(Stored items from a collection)
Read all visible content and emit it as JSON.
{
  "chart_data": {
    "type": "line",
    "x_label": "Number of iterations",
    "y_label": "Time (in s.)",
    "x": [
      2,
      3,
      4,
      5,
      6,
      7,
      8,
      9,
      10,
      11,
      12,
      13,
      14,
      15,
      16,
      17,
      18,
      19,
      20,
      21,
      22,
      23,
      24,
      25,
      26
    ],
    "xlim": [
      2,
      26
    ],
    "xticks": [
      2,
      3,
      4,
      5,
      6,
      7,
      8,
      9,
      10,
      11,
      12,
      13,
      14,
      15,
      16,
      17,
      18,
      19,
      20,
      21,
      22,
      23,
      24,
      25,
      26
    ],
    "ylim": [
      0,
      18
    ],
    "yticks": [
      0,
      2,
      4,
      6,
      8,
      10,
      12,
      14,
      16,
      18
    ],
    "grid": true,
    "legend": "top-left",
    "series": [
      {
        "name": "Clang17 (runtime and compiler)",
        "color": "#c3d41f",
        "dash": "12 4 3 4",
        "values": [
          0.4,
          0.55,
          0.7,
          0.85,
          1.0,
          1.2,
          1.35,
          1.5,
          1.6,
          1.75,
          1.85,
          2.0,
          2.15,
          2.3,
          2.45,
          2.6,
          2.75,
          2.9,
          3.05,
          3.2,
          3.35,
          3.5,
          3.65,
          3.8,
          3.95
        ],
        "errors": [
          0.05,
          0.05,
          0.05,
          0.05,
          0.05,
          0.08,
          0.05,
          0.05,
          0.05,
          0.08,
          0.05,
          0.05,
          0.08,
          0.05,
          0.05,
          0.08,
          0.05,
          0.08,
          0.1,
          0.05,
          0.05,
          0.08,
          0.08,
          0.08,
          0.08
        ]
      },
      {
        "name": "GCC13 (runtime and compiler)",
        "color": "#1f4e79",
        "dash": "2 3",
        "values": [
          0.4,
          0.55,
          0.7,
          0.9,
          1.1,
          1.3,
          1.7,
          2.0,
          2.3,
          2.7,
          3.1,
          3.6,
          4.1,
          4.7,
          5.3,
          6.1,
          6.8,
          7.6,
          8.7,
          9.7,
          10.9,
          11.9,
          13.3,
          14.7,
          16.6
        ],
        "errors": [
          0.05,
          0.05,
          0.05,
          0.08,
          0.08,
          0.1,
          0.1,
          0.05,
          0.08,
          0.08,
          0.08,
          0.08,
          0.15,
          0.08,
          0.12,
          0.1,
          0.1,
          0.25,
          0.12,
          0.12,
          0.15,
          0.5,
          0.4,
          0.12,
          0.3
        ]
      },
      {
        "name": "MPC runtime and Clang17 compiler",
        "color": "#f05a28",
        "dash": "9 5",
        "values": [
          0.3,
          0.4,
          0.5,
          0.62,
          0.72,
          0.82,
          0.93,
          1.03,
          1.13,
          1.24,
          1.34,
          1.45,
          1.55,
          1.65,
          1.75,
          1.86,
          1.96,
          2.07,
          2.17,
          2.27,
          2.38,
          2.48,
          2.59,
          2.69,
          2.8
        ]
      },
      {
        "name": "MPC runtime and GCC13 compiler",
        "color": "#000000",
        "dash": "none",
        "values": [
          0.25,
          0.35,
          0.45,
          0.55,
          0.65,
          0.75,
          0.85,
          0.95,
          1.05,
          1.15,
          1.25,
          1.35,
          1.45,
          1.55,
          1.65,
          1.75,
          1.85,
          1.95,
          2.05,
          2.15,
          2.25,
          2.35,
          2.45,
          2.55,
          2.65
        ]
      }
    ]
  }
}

==

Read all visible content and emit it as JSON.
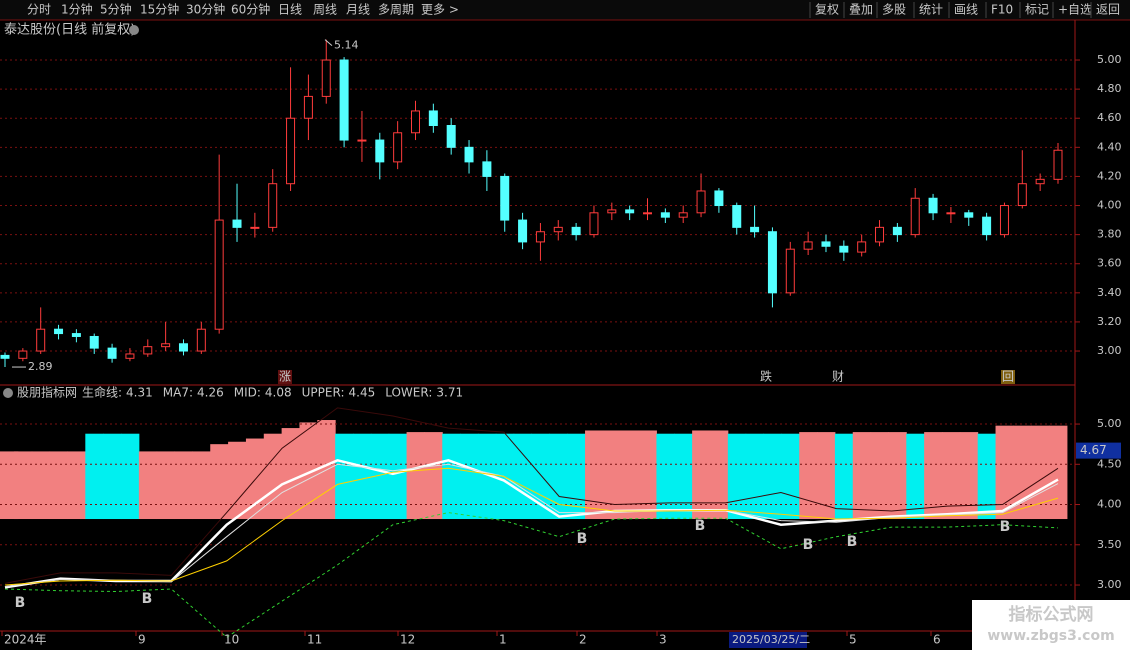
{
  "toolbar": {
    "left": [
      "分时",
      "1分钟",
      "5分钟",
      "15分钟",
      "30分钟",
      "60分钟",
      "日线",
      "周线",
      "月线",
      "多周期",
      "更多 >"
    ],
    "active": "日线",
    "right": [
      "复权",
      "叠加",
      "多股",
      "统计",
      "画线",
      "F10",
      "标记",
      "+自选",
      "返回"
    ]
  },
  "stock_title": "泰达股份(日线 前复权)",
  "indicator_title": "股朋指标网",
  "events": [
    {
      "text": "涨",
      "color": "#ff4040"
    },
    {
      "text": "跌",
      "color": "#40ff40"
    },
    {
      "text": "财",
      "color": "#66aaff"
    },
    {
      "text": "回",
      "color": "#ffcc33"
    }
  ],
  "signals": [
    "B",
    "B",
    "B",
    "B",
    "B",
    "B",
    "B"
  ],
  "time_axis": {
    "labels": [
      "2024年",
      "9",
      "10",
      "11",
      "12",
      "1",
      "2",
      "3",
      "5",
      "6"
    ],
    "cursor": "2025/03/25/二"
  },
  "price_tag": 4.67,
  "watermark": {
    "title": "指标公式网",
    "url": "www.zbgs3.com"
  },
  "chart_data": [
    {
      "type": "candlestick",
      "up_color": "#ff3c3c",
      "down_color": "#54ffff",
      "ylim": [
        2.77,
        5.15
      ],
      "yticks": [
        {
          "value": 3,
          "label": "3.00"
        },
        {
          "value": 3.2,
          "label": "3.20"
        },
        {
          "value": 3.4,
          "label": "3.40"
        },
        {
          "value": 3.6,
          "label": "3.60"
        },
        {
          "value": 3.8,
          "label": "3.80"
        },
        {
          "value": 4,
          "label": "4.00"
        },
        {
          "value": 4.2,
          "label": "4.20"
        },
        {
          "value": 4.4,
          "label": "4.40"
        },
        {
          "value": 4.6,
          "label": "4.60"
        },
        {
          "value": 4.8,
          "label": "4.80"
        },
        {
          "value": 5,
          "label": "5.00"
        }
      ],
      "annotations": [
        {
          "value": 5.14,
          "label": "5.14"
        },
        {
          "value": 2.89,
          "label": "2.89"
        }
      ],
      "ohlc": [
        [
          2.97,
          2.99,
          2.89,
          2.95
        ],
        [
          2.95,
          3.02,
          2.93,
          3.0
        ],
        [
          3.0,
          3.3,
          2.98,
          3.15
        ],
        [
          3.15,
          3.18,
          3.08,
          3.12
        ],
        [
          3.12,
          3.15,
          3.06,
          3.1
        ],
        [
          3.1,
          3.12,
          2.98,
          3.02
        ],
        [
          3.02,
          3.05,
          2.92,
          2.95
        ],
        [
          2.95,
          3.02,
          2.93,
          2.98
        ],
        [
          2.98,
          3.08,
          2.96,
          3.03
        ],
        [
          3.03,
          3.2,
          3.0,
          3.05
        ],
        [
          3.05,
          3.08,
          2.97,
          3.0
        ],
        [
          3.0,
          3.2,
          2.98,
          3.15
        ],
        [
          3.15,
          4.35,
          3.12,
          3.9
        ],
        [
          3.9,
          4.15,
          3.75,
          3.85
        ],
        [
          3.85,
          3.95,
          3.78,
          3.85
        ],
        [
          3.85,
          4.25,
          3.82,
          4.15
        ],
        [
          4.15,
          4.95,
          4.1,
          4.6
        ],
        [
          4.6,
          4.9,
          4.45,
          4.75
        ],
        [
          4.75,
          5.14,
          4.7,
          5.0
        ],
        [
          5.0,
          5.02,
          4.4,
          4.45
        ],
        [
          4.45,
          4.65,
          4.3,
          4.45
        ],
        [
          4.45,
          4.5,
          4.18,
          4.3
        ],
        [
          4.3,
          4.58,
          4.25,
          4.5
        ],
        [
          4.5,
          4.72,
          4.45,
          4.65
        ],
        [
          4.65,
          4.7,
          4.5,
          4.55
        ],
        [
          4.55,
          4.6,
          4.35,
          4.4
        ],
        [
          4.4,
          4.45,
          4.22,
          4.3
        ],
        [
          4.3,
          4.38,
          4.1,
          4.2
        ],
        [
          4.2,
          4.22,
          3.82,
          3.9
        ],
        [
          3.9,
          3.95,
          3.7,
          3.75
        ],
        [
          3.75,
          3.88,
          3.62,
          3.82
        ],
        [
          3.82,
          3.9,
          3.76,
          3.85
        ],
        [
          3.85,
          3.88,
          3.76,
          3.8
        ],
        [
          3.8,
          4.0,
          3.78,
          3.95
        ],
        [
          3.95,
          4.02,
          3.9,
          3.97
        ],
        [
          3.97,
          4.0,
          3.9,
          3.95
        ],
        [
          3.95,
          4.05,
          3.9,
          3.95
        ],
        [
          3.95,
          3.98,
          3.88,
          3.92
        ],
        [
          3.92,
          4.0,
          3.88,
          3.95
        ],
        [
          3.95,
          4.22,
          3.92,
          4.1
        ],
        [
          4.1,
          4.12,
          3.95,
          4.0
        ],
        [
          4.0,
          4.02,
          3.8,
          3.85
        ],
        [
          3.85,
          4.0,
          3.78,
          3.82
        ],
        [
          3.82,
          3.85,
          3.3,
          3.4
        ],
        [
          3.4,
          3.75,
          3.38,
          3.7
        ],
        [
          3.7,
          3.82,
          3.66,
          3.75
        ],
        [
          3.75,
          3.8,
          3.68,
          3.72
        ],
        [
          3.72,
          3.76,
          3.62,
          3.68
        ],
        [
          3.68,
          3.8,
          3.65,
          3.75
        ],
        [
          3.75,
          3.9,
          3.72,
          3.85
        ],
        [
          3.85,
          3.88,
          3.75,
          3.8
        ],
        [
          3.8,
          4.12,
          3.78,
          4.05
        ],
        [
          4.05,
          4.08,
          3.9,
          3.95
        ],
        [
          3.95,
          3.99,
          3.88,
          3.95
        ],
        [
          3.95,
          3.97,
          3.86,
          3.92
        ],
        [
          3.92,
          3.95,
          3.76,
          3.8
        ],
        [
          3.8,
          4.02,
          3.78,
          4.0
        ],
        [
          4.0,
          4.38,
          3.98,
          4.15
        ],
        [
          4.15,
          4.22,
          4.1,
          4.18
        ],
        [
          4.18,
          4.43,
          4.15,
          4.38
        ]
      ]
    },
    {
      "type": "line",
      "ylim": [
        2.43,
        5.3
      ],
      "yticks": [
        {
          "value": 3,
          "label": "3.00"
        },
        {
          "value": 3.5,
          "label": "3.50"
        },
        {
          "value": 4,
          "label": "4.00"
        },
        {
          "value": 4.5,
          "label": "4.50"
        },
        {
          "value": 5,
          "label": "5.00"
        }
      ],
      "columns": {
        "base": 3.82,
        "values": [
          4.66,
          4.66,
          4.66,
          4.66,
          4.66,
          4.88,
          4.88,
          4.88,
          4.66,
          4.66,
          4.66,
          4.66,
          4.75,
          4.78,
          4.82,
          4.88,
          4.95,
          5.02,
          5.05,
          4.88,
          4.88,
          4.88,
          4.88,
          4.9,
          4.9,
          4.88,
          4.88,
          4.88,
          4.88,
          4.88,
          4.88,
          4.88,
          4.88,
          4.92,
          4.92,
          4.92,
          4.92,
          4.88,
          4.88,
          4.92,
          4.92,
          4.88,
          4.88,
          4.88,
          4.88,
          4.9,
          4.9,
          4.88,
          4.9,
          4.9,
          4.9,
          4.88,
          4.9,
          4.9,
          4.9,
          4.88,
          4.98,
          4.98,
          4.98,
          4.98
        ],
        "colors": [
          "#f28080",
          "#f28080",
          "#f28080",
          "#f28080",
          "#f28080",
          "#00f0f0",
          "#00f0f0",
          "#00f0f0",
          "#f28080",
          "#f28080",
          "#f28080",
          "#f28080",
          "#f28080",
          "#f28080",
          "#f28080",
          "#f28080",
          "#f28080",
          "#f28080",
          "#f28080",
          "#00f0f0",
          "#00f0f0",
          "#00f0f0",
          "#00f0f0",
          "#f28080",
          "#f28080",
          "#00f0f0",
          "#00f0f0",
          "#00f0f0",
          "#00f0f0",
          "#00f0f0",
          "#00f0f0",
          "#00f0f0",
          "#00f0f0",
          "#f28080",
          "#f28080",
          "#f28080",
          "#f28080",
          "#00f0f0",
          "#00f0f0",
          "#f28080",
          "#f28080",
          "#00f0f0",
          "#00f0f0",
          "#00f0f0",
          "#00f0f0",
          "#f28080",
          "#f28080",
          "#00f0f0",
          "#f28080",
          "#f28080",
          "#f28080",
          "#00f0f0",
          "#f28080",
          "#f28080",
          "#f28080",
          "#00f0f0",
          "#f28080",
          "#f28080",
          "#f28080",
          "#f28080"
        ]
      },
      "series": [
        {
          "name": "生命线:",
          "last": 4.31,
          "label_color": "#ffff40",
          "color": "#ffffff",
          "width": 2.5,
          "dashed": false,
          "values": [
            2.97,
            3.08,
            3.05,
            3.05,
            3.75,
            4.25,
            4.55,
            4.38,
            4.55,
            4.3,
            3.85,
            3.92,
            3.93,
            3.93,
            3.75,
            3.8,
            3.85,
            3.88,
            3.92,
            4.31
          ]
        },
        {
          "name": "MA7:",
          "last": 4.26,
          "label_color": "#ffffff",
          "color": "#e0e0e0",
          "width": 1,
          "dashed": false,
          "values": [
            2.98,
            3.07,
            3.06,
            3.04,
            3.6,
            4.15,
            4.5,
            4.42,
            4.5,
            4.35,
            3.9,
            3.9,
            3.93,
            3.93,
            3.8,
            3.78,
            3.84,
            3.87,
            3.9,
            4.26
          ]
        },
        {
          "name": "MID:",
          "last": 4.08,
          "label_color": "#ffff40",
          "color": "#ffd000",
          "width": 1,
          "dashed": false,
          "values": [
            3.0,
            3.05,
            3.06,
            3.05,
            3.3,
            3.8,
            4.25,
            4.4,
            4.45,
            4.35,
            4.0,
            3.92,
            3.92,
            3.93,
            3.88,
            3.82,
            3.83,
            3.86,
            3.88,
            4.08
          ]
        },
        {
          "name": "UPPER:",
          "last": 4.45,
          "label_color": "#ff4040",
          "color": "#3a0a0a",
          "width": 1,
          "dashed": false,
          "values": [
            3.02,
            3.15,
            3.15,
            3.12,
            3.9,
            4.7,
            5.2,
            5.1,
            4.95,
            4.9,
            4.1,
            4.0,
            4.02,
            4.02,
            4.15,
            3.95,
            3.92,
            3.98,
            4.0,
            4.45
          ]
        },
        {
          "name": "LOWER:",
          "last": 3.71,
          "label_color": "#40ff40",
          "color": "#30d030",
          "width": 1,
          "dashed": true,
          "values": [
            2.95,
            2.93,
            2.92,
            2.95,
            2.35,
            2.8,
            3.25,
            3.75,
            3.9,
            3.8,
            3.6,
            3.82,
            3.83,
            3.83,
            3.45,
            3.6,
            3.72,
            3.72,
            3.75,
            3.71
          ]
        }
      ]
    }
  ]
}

Your goal — Whichever lines contain the string "name", select and copy them.

Solution to the problem —
        "name": "Clang17 (runtime and compiler)",
        "name": "GCC13 (runtime and compiler)",
        "name": "MPC runtime and Clang17 compiler",
        "name": "MPC runtime and GCC13 compiler",
          "name": "生命线:",
          "name": "MA7:",
          "name": "MID:",
          "name": "UPPER:",
          "name": "LOWER:",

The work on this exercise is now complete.